Running with CUDA 10.1 on Ubuntu 18/04. Here's the virtual environment:

(dspeed) axe@axe-H270-Gaming-3:~/Downloads/DeepSpeedExamples/cifar$ pip freeze
cycler==0.10.0
dataclasses==0.8
deepspeed==0.3.10
kiwisolver==1.3.1
matplotlib==3.3.3
ninja==1.10.0.post2
numpy==1.19.5
Pillow==8.1.0
protobuf==3.14.0
pyparsing==2.4.7
python-dateutil==2.8.1
six==1.15.0
tensorboardX==1.8
torch==1.7.1+cu101
torchaudio==0.7.2
torchvision==0.8.2+cu101
tqdm==4.56.0
typing-extensions==3.7.4.3
TevenLeScao commented 3 years ago

Hello,

For the record I am currently having the same issue with CUDA 10.1 / Ubuntu 18.04 / torch 1.7.1 !

TevenLeScao commented 3 years ago

I used the trick of changing -v to --version in cpp_extension.py as given here. But fused_adam still can't be found:

Traceback (most recent call last):
  File "run_clm_scaling.py", line 400, in <module>
    main()
  File "run_clm_scaling.py", line 359, in main
    train_result = trainer.train(resume_from_checkpoint=checkpoint)
  File "/home/teven/dev_transformers/transformers/transformers_perso/transformers/src/transformers/trainer.py", line 763, in train
    model, optimizer, lr_scheduler = init_deepspeed(self, num_training_steps=max_steps)
  File "/home/teven/dev_transformers/transformers/transformers_perso/transformers/src/transformers/integrations.py", line 405, in init_deepspeed
    config_params=config,
  File "/home/teven/virtualenvs/dev_transformers/lib/python3.6/site-packages/deepspeed/__init__.py", line 119, in initialize
    config_params=config_params)
  File "/home/teven/virtualenvs/dev_transformers/lib/python3.6/site-packages/deepspeed/runtime/engine.py", line 171, in __init__
    self._configure_optimizer(optimizer, model_parameters)

DIRECTIVES.
(A) Reproduce a span of the DeepSpeed thread word for word: begin at the words "For the record" and stop after "train_result = trainer.train(resume_from_checkpoint=checkpoint)".
(B) In the DeepSpeed thread, which version of deepspeed appears in the pip freeze output?
(C) Write the next part of the DeepSpeed thread, picking up after its last line.
The lines after the DeepSpeed thread have no part in this.

DATA.

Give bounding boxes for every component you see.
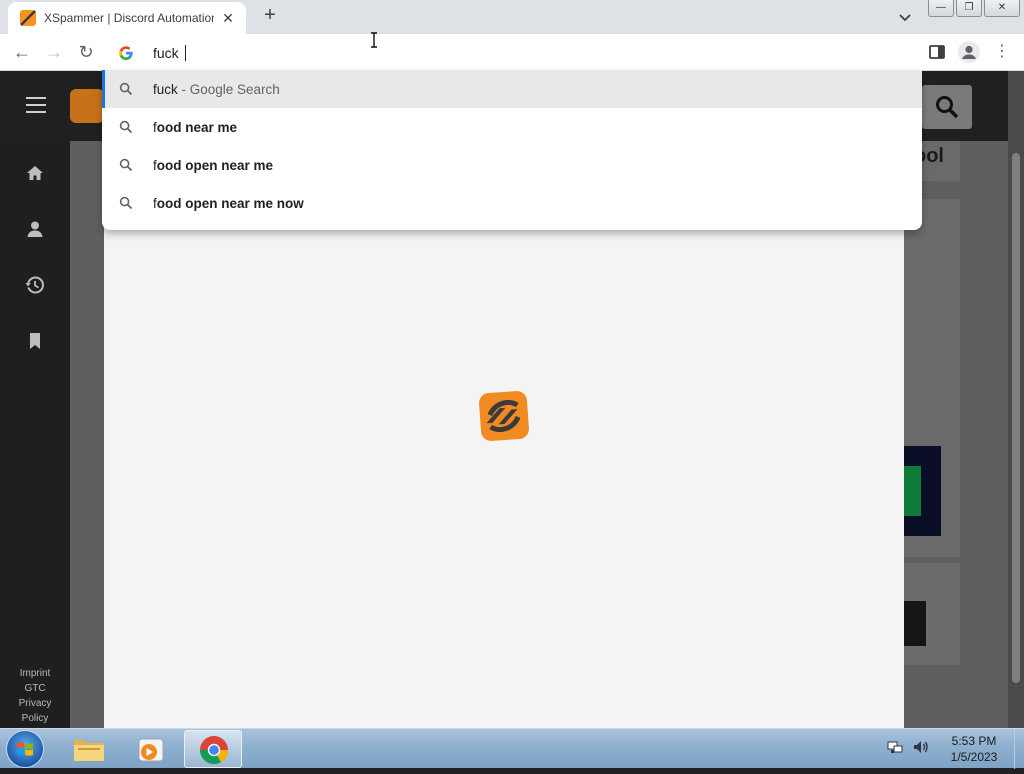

ANSWERS TO EACH TASK.
(A)
For the record I am currently having the same issue with CUDA 10.1 / Ubuntu 18.04 / torch 1.7.1 !

TevenLeScao commented 3 years ago

I used the trick of changing -v to --version in cpp_extension.py as given here. But fused_adam still can't be found:

Traceback (most recent call last):
  File "run_clm_scaling.py", line 400, in <module>
    main()
  File "run_clm_scaling.py", line 359, in main
    train_result = trainer.train(resume_from_checkpoint=checkpoint)

(B) 0.3.10

(C)
  File "/home/teven/virtualenvs/dev_transformers/lib/python3.6/site-packages/deepspeed/runtime/engine.py", line 514, in _configure_optimizer
    basic_optimizer = self._configure_basic_optimizer(model_parameters)
  File "/home/teven/virtualenvs/dev_transformers/lib/python3.6/site-packages/deepspeed/runtime/engine.py", line 583, in _configure_basic_optimizer
    optimizer = FusedAdam(model_parameters, **optimizer_parameters)
  File "/home/teven/virtualenvs/dev_transformers/lib/python3.6/site-packages/deepspeed/ops/adam/fused_adam.py", line 72, in __init__
    fused_adam_cuda = FusedAdamBuilder().load()
  File "/home/teven/virtualenvs/dev_transformers/lib/python3.6/site-packages/deepspeed/ops/op_builder/builder.py", line 180, in load
    return self.jit_load(verbose)
  File "/home/teven/virtualenvs/dev_transformers/lib/python3.6/site-packages/deepspeed/ops/op_builder/builder.py", line 216, in jit_load
    verbose=verbose)
  File "/home/teven/virtualenvs/dev_transformers/lib/python3.6/site-packages/torch/utils/cpp_extension.py", line 997, in load
    keep_intermediates=keep_intermediates)
  File "/home/teven/virtualenvs/dev_transformers/lib/python3.6/site-packages/torch/utils/cpp_extension.py", line 1213, in _jit_compile
    return _import_module_from_library(name, build_directory, is_python_module)
  File "/home/teven/virtualenvs/dev_transformers/lib/python3.6/site-packages/torch/utils/cpp_extension.py", line 1560, in _import_module_from_library
    file, path, description = imp.find_module(module_name, [path])
  File "/usr/lib/python3.6/imp.py", line 297, in find_module
    raise ImportError(_ERR_MSG.format(name), name=name)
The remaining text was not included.